JOB: Can you write out the material again with "Panel Title" swapped for "CPU Usage" everywhere it occurs, changing nothing else and leaving the pictures out?

PROVIDED DATA:
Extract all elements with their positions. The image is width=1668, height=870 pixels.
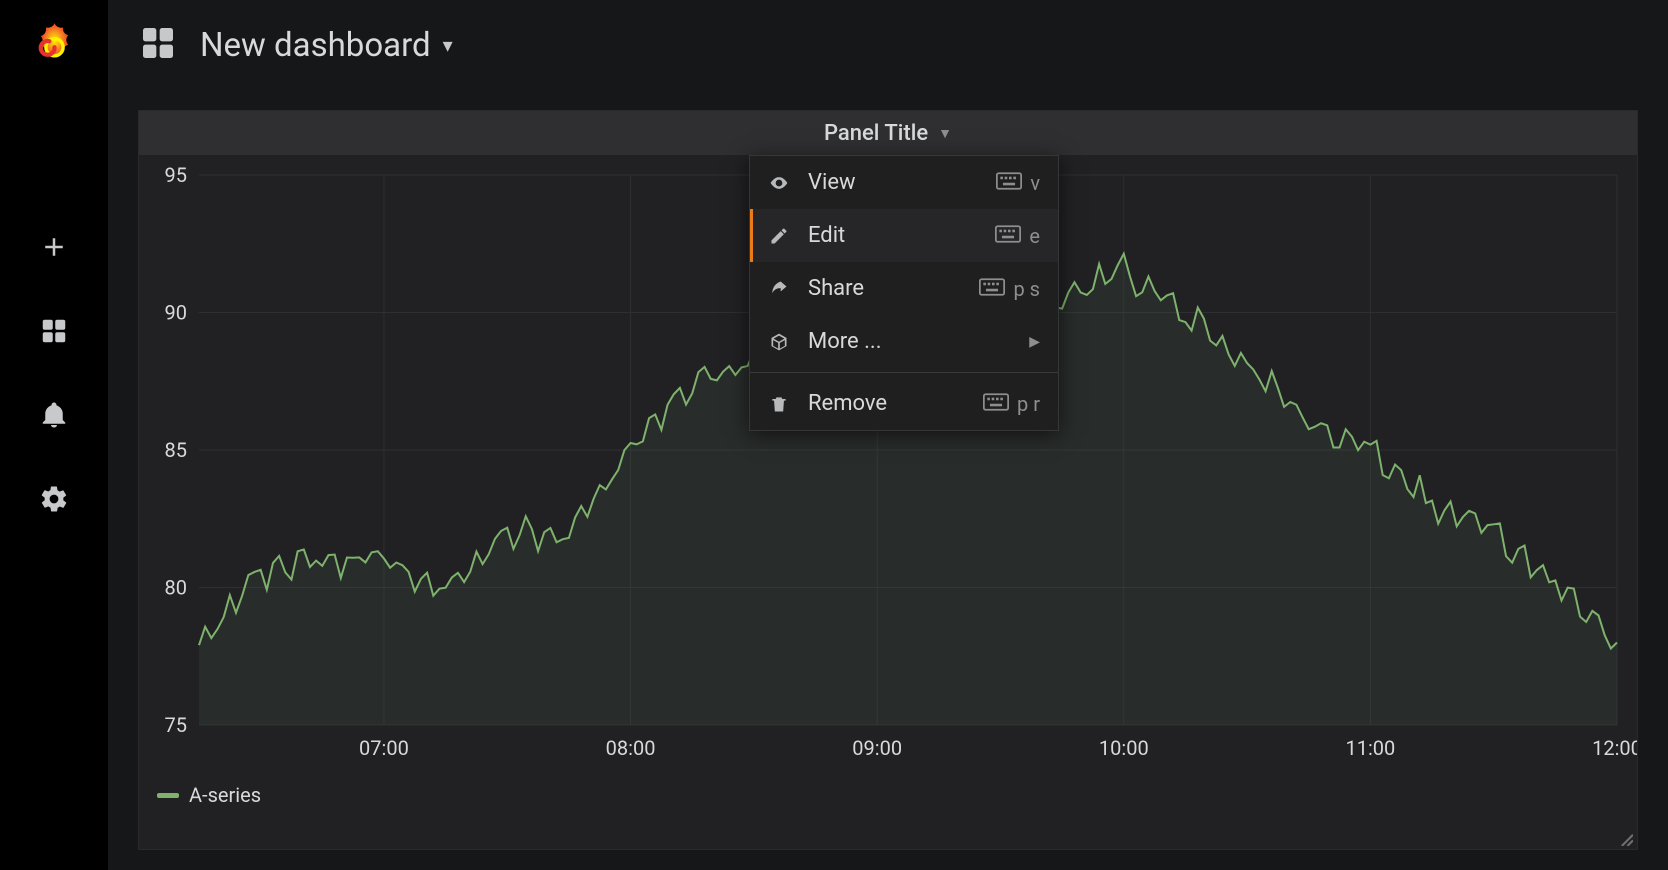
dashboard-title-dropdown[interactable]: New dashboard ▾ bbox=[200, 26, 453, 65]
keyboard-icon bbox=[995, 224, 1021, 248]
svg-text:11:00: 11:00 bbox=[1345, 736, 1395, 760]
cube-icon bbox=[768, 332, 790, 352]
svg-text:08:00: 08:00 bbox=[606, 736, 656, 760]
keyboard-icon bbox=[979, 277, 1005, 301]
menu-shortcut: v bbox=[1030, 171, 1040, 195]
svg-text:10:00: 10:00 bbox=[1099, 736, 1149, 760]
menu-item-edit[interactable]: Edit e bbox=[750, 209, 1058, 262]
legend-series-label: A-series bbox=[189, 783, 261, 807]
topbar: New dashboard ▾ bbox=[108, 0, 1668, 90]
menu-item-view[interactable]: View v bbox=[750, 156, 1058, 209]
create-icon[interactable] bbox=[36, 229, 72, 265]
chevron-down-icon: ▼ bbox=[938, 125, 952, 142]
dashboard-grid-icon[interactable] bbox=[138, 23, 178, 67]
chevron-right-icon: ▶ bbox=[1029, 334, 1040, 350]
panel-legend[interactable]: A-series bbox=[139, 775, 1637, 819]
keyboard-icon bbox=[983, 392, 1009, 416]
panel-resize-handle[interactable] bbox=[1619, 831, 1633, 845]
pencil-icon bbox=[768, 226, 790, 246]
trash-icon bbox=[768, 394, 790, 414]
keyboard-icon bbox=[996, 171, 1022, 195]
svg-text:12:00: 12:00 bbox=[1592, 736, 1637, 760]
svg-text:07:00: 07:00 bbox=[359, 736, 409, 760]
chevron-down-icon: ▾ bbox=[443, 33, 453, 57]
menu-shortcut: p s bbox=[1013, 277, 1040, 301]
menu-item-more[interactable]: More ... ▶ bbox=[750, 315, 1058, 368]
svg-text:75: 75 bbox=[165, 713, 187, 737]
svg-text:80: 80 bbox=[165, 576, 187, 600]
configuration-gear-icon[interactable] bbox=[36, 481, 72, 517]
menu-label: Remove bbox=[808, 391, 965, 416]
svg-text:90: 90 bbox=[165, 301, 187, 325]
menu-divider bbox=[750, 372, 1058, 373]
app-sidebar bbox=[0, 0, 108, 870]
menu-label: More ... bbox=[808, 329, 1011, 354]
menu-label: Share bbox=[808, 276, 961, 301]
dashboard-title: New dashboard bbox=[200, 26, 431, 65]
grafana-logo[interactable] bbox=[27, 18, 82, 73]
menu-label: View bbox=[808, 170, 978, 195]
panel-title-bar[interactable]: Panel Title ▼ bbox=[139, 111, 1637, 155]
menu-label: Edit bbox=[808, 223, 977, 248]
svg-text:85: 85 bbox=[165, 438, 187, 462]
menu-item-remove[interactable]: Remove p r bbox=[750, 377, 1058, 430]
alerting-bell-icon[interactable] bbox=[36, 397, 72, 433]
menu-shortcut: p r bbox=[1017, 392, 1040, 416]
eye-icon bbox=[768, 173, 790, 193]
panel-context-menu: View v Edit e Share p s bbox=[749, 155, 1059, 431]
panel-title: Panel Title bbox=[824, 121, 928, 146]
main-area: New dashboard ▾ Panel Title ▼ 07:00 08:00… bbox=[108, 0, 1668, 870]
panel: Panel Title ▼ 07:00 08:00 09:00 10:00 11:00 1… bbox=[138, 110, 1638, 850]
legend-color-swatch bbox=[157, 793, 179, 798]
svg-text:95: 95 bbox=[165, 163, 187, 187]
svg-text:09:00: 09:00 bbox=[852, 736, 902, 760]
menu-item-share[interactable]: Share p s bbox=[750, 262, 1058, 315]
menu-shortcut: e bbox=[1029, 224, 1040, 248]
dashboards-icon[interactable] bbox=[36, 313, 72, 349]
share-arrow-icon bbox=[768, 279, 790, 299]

FINAL RESULT:
Extract all elements with their positions. The image is width=1668, height=870 pixels.
dashboard-title-dropdown[interactable]: New dashboard ▾ bbox=[200, 26, 453, 65]
keyboard-icon bbox=[995, 224, 1021, 248]
svg-text:11:00: 11:00 bbox=[1345, 736, 1395, 760]
cube-icon bbox=[768, 332, 790, 352]
svg-text:08:00: 08:00 bbox=[606, 736, 656, 760]
keyboard-icon bbox=[979, 277, 1005, 301]
menu-shortcut: v bbox=[1030, 171, 1040, 195]
svg-text:10:00: 10:00 bbox=[1099, 736, 1149, 760]
menu-item-edit[interactable]: Edit e bbox=[750, 209, 1058, 262]
legend-series-label: A-series bbox=[189, 783, 261, 807]
topbar: New dashboard ▾ bbox=[108, 0, 1668, 90]
menu-item-view[interactable]: View v bbox=[750, 156, 1058, 209]
create-icon[interactable] bbox=[36, 229, 72, 265]
chevron-down-icon: ▼ bbox=[938, 125, 952, 142]
dashboard-grid-icon[interactable] bbox=[138, 23, 178, 67]
chevron-right-icon: ▶ bbox=[1029, 334, 1040, 350]
panel-legend[interactable]: A-series bbox=[139, 775, 1637, 819]
keyboard-icon bbox=[983, 392, 1009, 416]
panel-resize-handle[interactable] bbox=[1619, 831, 1633, 845]
pencil-icon bbox=[768, 226, 790, 246]
trash-icon bbox=[768, 394, 790, 414]
keyboard-icon bbox=[996, 171, 1022, 195]
svg-text:12:00: 12:00 bbox=[1592, 736, 1637, 760]
svg-text:07:00: 07:00 bbox=[359, 736, 409, 760]
chevron-down-icon: ▾ bbox=[443, 33, 453, 57]
menu-shortcut: p s bbox=[1013, 277, 1040, 301]
menu-item-more[interactable]: More ... ▶ bbox=[750, 315, 1058, 368]
svg-text:75: 75 bbox=[165, 713, 187, 737]
svg-text:80: 80 bbox=[165, 576, 187, 600]
configuration-gear-icon[interactable] bbox=[36, 481, 72, 517]
menu-label: Remove bbox=[808, 391, 965, 416]
svg-text:90: 90 bbox=[165, 301, 187, 325]
menu-divider bbox=[750, 372, 1058, 373]
app-sidebar bbox=[0, 0, 108, 870]
menu-label: More ... bbox=[808, 329, 1011, 354]
menu-label: Share bbox=[808, 276, 961, 301]
dashboard-title: New dashboard bbox=[200, 26, 431, 65]
grafana-logo[interactable] bbox=[27, 18, 82, 73]
menu-label: View bbox=[808, 170, 978, 195]
panel-title-bar[interactable]: CPU Usage ▼ bbox=[139, 111, 1637, 155]
menu-label: Edit bbox=[808, 223, 977, 248]
svg-text:85: 85 bbox=[165, 438, 187, 462]
menu-item-remove[interactable]: Remove p r bbox=[750, 377, 1058, 430]
alerting-bell-icon[interactable] bbox=[36, 397, 72, 433]
menu-shortcut: p r bbox=[1017, 392, 1040, 416]
eye-icon bbox=[768, 173, 790, 193]
panel-context-menu: View v Edit e Share p s bbox=[749, 155, 1059, 431]
panel-title: CPU Usage bbox=[824, 121, 928, 146]
main-area: New dashboard ▾ CPU Usage ▼ 07:00 08:00… bbox=[108, 0, 1668, 870]
panel: CPU Usage ▼ 07:00 08:00 09:00 10:00 11:00 1… bbox=[138, 110, 1638, 850]
legend-color-swatch bbox=[157, 793, 179, 798]
svg-text:95: 95 bbox=[165, 163, 187, 187]
svg-text:09:00: 09:00 bbox=[852, 736, 902, 760]
menu-item-share[interactable]: Share p s bbox=[750, 262, 1058, 315]
menu-shortcut: e bbox=[1029, 224, 1040, 248]
dashboards-icon[interactable] bbox=[36, 313, 72, 349]
share-arrow-icon bbox=[768, 279, 790, 299]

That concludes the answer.